* What is expected
Update the records from the line holding "- heatmap-cell: [162, 648, 168, 653]" through the line holding "- heatmap-cell: [162, 716, 168, 721]", inclusive, by changing "x-tick-label" to "x-axis-label" and leaving everything else as it is. Return only those lines.

##### Data entries #####

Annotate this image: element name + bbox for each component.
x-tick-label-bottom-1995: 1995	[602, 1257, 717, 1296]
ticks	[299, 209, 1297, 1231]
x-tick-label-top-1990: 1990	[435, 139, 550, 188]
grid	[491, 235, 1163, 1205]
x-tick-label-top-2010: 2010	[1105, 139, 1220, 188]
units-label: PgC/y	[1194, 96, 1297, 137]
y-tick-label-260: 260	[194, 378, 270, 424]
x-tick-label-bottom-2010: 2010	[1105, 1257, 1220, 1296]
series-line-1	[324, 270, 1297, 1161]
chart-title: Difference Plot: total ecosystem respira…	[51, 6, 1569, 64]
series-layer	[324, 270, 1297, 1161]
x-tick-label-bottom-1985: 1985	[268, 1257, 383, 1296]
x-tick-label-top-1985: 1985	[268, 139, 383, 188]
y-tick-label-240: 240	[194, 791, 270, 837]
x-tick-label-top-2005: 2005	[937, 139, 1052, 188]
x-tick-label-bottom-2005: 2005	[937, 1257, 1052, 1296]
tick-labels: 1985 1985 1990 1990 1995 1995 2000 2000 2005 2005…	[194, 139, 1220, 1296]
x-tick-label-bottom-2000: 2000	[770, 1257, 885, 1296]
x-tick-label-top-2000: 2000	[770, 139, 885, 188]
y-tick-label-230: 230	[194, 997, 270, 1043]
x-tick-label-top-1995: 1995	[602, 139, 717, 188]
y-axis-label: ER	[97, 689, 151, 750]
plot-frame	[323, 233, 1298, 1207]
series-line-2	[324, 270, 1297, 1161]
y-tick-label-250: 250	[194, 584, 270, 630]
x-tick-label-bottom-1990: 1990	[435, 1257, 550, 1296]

#####
##### Data entries #####

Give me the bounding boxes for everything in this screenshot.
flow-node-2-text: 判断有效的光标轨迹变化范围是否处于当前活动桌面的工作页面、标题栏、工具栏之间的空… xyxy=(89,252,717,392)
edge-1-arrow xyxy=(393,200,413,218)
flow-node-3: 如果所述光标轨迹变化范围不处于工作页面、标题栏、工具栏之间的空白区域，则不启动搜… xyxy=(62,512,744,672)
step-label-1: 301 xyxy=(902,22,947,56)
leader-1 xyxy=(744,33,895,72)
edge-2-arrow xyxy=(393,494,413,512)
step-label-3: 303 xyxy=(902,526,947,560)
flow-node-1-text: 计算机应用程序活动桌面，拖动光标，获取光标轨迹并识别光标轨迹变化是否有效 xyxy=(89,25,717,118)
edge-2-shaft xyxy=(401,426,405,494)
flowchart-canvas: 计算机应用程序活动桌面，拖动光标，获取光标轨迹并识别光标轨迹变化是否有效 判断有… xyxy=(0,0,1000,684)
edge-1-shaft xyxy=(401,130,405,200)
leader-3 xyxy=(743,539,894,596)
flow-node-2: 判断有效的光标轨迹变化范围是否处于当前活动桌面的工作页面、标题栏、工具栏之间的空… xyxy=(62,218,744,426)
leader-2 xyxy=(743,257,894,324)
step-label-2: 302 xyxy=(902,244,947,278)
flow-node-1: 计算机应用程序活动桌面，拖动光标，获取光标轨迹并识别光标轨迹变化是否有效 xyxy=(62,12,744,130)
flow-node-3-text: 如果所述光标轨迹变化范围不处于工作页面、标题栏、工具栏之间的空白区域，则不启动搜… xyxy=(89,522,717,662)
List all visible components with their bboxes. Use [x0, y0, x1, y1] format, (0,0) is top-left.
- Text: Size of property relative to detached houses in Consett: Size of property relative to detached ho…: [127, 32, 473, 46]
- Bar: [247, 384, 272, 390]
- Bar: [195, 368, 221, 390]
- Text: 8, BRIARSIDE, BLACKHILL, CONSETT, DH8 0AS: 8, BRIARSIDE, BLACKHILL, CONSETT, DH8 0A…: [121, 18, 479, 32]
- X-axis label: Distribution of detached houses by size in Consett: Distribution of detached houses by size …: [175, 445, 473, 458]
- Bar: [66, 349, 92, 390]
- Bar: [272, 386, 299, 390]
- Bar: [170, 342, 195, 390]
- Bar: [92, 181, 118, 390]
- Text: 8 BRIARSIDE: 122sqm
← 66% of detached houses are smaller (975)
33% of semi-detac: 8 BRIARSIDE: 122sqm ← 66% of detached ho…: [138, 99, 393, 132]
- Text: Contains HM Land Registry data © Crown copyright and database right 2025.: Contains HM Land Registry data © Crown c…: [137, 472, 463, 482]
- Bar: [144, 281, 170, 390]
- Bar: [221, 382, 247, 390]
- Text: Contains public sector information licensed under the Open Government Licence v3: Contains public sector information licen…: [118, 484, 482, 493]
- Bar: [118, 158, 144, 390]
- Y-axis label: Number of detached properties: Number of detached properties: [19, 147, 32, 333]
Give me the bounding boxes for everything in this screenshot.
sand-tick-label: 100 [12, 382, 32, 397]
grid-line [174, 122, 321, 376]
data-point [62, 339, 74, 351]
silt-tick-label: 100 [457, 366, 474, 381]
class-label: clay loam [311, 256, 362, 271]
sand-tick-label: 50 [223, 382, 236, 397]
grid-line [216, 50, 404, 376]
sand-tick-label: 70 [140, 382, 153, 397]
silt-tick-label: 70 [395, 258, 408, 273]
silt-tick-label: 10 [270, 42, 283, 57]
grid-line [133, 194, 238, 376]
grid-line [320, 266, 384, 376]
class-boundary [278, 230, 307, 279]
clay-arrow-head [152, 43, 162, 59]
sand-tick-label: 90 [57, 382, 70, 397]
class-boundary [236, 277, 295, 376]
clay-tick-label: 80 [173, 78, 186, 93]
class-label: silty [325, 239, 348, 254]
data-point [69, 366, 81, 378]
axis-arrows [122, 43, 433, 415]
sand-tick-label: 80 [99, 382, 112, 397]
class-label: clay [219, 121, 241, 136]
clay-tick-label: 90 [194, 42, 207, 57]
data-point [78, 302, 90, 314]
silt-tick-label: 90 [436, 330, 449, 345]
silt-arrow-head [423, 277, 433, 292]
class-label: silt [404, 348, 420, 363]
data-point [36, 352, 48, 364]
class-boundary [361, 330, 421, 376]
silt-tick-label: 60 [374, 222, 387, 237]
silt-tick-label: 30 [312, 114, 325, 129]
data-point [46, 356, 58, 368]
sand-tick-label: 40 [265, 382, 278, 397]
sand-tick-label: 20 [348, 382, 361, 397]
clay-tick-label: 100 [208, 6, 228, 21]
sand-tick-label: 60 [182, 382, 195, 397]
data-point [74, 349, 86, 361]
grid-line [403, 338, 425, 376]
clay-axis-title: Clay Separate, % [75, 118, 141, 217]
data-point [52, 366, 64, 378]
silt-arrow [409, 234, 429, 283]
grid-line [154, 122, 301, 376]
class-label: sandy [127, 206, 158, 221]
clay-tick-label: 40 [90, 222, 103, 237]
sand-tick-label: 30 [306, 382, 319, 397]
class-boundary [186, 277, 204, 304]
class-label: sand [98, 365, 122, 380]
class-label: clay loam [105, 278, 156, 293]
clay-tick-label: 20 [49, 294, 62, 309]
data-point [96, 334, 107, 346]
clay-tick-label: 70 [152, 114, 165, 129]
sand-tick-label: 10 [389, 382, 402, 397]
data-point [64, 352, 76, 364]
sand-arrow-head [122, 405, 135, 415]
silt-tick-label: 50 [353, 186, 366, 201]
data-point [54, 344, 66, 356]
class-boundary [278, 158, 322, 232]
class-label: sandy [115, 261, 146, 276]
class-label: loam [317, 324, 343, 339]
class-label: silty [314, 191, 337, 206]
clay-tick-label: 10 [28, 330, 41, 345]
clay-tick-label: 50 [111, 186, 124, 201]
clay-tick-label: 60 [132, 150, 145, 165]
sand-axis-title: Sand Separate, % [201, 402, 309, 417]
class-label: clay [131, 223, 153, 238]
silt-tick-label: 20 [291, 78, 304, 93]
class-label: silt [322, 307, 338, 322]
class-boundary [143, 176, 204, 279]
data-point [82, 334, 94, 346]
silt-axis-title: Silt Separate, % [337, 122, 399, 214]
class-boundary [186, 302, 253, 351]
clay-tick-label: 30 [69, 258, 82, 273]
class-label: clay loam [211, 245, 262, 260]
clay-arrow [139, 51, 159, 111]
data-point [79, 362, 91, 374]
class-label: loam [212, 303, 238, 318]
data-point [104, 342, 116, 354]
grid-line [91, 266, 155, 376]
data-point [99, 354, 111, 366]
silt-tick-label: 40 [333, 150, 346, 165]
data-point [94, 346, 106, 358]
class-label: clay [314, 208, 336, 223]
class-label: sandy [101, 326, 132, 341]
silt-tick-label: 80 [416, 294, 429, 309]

#####
##### Data entries #####

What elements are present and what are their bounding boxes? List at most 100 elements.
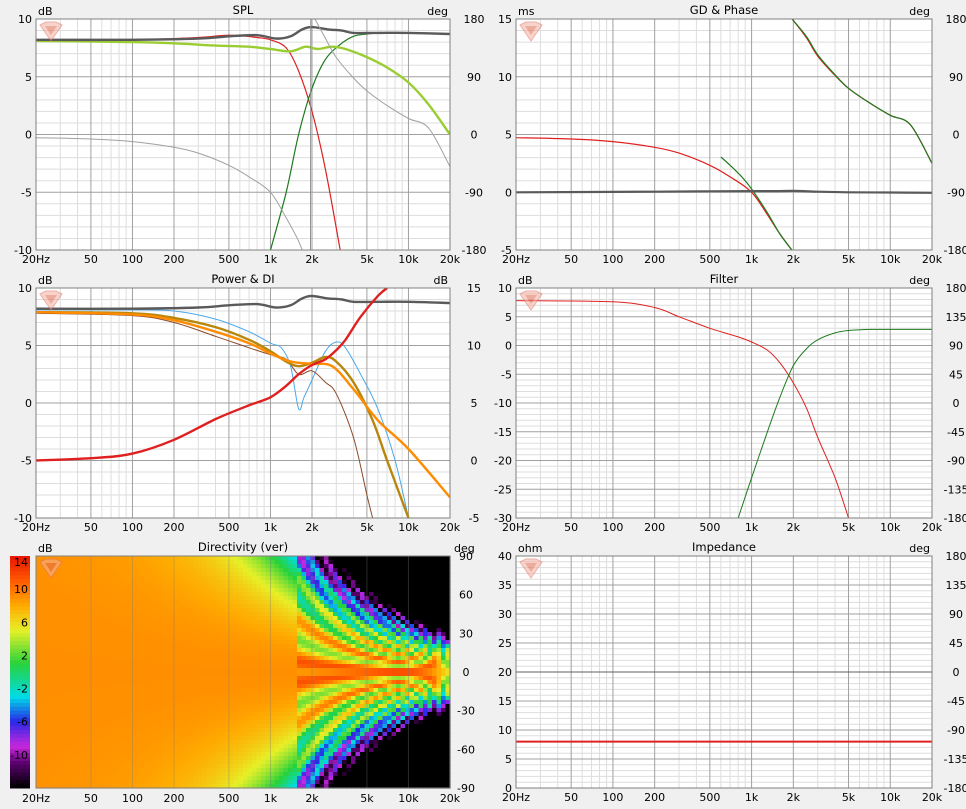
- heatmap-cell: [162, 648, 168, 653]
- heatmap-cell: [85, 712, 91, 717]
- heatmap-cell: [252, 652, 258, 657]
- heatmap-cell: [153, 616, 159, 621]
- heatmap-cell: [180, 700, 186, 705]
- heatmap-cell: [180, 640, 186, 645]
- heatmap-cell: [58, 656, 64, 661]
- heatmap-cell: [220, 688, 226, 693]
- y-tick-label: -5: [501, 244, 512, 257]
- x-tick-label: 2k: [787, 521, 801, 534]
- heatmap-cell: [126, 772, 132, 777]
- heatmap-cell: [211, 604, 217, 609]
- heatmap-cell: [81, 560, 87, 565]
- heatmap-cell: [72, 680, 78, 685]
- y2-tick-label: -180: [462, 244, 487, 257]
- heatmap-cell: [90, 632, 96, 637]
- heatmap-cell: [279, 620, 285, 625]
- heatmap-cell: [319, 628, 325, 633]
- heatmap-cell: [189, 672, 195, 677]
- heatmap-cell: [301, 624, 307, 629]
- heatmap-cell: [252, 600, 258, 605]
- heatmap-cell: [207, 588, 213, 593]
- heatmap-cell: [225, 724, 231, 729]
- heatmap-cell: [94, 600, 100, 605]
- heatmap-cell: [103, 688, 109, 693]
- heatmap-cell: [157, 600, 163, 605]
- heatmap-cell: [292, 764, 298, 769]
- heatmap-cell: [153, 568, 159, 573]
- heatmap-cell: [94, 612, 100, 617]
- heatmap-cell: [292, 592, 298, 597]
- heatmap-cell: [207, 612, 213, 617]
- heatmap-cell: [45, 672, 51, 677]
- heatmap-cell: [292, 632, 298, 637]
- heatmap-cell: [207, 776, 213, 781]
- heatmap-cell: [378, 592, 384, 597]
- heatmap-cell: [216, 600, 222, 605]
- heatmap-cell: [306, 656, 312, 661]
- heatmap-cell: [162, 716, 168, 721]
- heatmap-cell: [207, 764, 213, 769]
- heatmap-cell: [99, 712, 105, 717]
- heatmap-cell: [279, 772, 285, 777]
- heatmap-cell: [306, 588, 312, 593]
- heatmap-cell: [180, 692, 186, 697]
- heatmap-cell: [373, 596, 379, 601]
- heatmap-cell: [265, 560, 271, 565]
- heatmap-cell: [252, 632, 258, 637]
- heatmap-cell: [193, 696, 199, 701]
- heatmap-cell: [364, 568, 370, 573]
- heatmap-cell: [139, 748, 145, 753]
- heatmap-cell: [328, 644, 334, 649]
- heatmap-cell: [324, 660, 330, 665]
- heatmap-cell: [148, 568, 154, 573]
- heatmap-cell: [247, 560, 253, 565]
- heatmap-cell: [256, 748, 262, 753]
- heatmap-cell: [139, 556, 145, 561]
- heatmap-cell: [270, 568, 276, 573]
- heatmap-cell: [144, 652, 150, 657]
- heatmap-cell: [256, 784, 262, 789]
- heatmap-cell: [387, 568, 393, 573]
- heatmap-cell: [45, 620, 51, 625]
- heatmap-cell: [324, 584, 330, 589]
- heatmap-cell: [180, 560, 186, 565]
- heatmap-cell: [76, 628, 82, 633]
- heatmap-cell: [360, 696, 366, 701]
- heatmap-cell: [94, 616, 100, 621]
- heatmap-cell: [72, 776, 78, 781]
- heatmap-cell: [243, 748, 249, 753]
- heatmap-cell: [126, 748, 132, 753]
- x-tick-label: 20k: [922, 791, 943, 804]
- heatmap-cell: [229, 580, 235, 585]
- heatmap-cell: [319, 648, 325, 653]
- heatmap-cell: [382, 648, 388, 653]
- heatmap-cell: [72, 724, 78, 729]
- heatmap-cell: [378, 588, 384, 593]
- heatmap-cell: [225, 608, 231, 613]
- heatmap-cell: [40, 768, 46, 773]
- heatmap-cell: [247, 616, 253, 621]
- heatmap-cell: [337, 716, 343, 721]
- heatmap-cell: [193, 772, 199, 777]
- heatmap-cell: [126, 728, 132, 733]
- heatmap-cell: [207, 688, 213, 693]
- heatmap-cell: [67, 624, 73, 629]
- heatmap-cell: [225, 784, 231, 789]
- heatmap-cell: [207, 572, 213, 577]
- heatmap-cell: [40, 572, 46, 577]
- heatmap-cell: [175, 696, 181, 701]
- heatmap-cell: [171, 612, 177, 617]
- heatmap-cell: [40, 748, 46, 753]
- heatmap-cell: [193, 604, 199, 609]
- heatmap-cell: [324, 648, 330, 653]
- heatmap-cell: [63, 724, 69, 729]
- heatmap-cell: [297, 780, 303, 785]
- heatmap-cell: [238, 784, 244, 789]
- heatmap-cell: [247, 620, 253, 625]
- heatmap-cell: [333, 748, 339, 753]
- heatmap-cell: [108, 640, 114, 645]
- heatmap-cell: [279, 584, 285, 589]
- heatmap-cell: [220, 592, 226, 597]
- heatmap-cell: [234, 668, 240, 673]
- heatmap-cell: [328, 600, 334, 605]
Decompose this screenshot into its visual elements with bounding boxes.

#####

* Result of the task
- heatmap-cell: [162, 648, 168, 653]
- heatmap-cell: [85, 712, 91, 717]
- heatmap-cell: [252, 652, 258, 657]
- heatmap-cell: [153, 616, 159, 621]
- heatmap-cell: [180, 700, 186, 705]
- heatmap-cell: [180, 640, 186, 645]
- heatmap-cell: [58, 656, 64, 661]
- heatmap-cell: [220, 688, 226, 693]
- y-tick-label: -5: [501, 244, 512, 257]
- x-axis-label: 2k: [787, 521, 801, 534]
- heatmap-cell: [126, 772, 132, 777]
- heatmap-cell: [211, 604, 217, 609]
- heatmap-cell: [81, 560, 87, 565]
- heatmap-cell: [72, 680, 78, 685]
- y2-tick-label: -180: [462, 244, 487, 257]
- heatmap-cell: [90, 632, 96, 637]
- heatmap-cell: [279, 620, 285, 625]
- heatmap-cell: [319, 628, 325, 633]
- heatmap-cell: [189, 672, 195, 677]
- heatmap-cell: [301, 624, 307, 629]
- heatmap-cell: [252, 600, 258, 605]
- heatmap-cell: [207, 588, 213, 593]
- heatmap-cell: [225, 724, 231, 729]
- heatmap-cell: [94, 600, 100, 605]
- heatmap-cell: [103, 688, 109, 693]
- heatmap-cell: [157, 600, 163, 605]
- heatmap-cell: [292, 764, 298, 769]
- heatmap-cell: [153, 568, 159, 573]
- heatmap-cell: [94, 612, 100, 617]
- heatmap-cell: [292, 592, 298, 597]
- heatmap-cell: [207, 612, 213, 617]
- heatmap-cell: [45, 672, 51, 677]
- heatmap-cell: [292, 632, 298, 637]
- heatmap-cell: [207, 776, 213, 781]
- heatmap-cell: [378, 592, 384, 597]
- heatmap-cell: [216, 600, 222, 605]
- heatmap-cell: [306, 656, 312, 661]
- heatmap-cell: [162, 716, 168, 721]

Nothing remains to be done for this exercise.